The request
Arrange every line of the rows below into a numbered list. Skip blank lines and leave the pictures out.

** BEGIN Provided data **

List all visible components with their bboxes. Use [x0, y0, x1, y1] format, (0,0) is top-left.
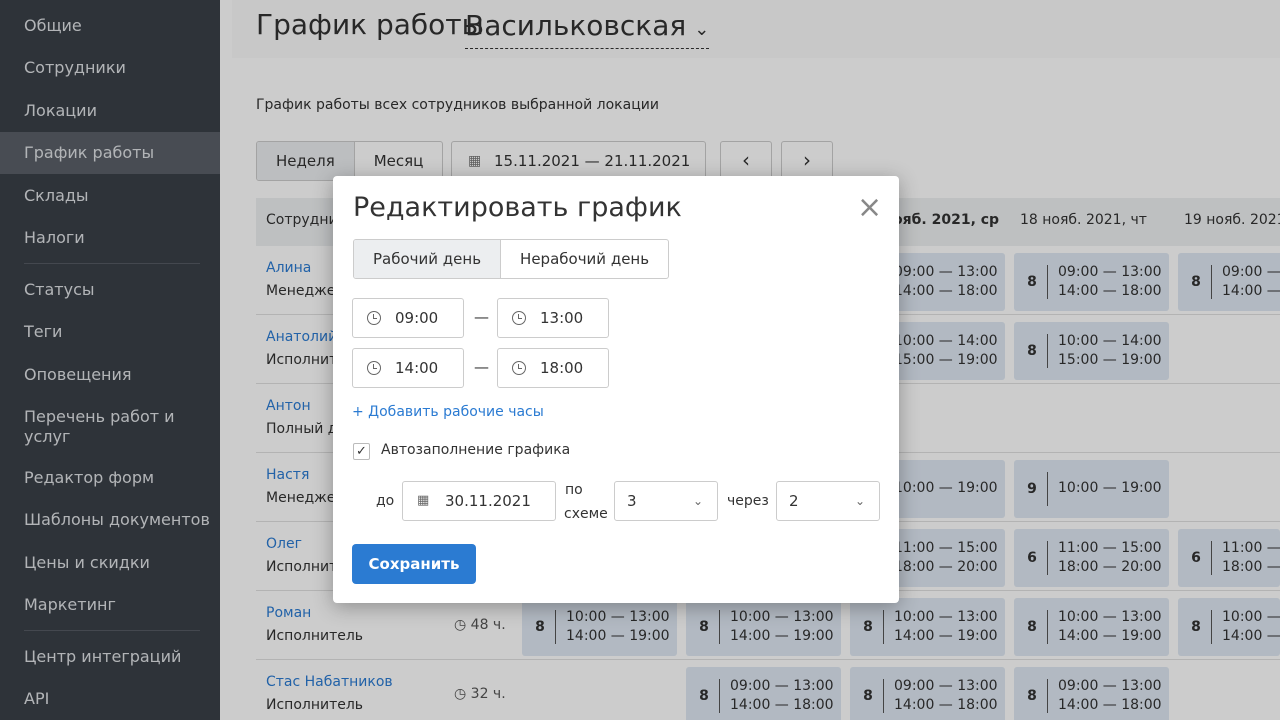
save-button[interactable]: Сохранить — [352, 544, 476, 584]
select-value: 3 — [627, 492, 637, 510]
chevron-down-icon: ⌄ — [854, 494, 865, 508]
tab-workday[interactable]: Рабочий день — [354, 240, 502, 278]
chevron-down-icon: ⌄ — [692, 494, 703, 508]
add-working-hours-link[interactable]: + Добавить рабочие часы — [352, 404, 544, 420]
select-value: 2 — [789, 492, 799, 510]
autofill-checkbox[interactable]: ✓ — [353, 443, 370, 460]
time-from-input[interactable]: 14:00 — [352, 348, 464, 388]
clock-icon — [367, 361, 381, 375]
every-label: через — [727, 493, 769, 509]
autofill-label: Автозаполнение графика — [381, 442, 571, 458]
calendar-icon: ▦ — [417, 493, 430, 508]
until-date-input[interactable]: ▦ 30.11.2021 — [402, 481, 556, 521]
clock-icon — [512, 311, 526, 325]
date-value: 30.11.2021 — [445, 492, 531, 510]
scheme-label: схеме — [564, 506, 608, 522]
close-icon[interactable]: × — [857, 193, 882, 223]
tab-day-off[interactable]: Нерабочий день — [501, 240, 668, 278]
time-value: 14:00 — [395, 359, 439, 377]
modal-title: Редактировать график — [353, 192, 682, 223]
scheme-label: по — [565, 482, 583, 498]
time-to-input[interactable]: 18:00 — [497, 348, 609, 388]
every-select[interactable]: 2 ⌄ — [776, 481, 880, 521]
time-value: 09:00 — [395, 309, 439, 327]
scheme-select[interactable]: 3 ⌄ — [614, 481, 718, 521]
clock-icon — [512, 361, 526, 375]
time-to-input[interactable]: 13:00 — [497, 298, 609, 338]
day-type-toggle: Рабочий день Нерабочий день — [353, 239, 670, 279]
time-value: 13:00 — [540, 309, 584, 327]
range-dash: — — [474, 358, 489, 376]
until-label: до — [376, 493, 395, 509]
edit-schedule-modal: Редактировать график × Рабочий день Нера… — [333, 176, 899, 603]
clock-icon — [367, 311, 381, 325]
time-value: 18:00 — [540, 359, 584, 377]
range-dash: — — [474, 308, 489, 326]
time-from-input[interactable]: 09:00 — [352, 298, 464, 338]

** END Provided data **

The response
1. List all visible components with their bboxes. Use [x0, y0, x1, y1] format, (0,0) is top-left.
2. save-button[interactable]: Сохранить — [352, 544, 476, 584]
3. select-value: 3 — [627, 492, 637, 510]
4. chevron-down-icon: ⌄ — [854, 494, 865, 508]
5. tab-workday[interactable]: Рабочий день — [354, 240, 502, 278]
6. chevron-down-icon: ⌄ — [692, 494, 703, 508]
7. add-working-hours-link[interactable]: + Добавить рабочие часы — [352, 404, 544, 420]
8. select-value: 2 — [789, 492, 799, 510]
9. autofill-checkbox[interactable]: ✓ — [353, 443, 370, 460]
10. time-from-input[interactable]: 14:00 — [352, 348, 464, 388]
11. clock-icon — [367, 361, 381, 375]
12. every-label: через — [727, 493, 769, 509]
13. autofill-label: Автозаполнение графика — [381, 442, 571, 458]
14. calendar-icon: ▦ — [417, 493, 430, 508]
15. until-date-input[interactable]: ▦ 30.11.2021 — [402, 481, 556, 521]
16. clock-icon — [512, 311, 526, 325]
17. date-value: 30.11.2021 — [445, 492, 531, 510]
18. scheme-label: схеме — [564, 506, 608, 522]
19. close-icon[interactable]: × — [857, 193, 882, 223]
20. tab-day-off[interactable]: Нерабочий день — [501, 240, 668, 278]
21. time-value: 14:00 — [395, 359, 439, 377]
22. modal-title: Редактировать график — [353, 192, 682, 223]
23. scheme-label: по — [565, 482, 583, 498]
24. time-to-input[interactable]: 18:00 — [497, 348, 609, 388]
25. every-select[interactable]: 2 ⌄ — [776, 481, 880, 521]
26. time-value: 09:00 — [395, 309, 439, 327]
27. scheme-select[interactable]: 3 ⌄ — [614, 481, 718, 521]
28. clock-icon — [512, 361, 526, 375]
29. time-to-input[interactable]: 13:00 — [497, 298, 609, 338]
30. day-type-toggle: Рабочий день Нерабочий день — [353, 239, 670, 279]
31. time-value: 13:00 — [540, 309, 584, 327]
32. range-dash: — — [474, 358, 489, 376]
33. until-label: до — [376, 493, 395, 509]
34. edit-schedule-modal: Редактировать график × Рабочий день Нера… — [333, 176, 899, 603]
35. clock-icon — [367, 311, 381, 325]
36. time-value: 18:00 — [540, 359, 584, 377]
37. range-dash: — — [474, 308, 489, 326]
38. time-from-input[interactable]: 09:00 — [352, 298, 464, 338]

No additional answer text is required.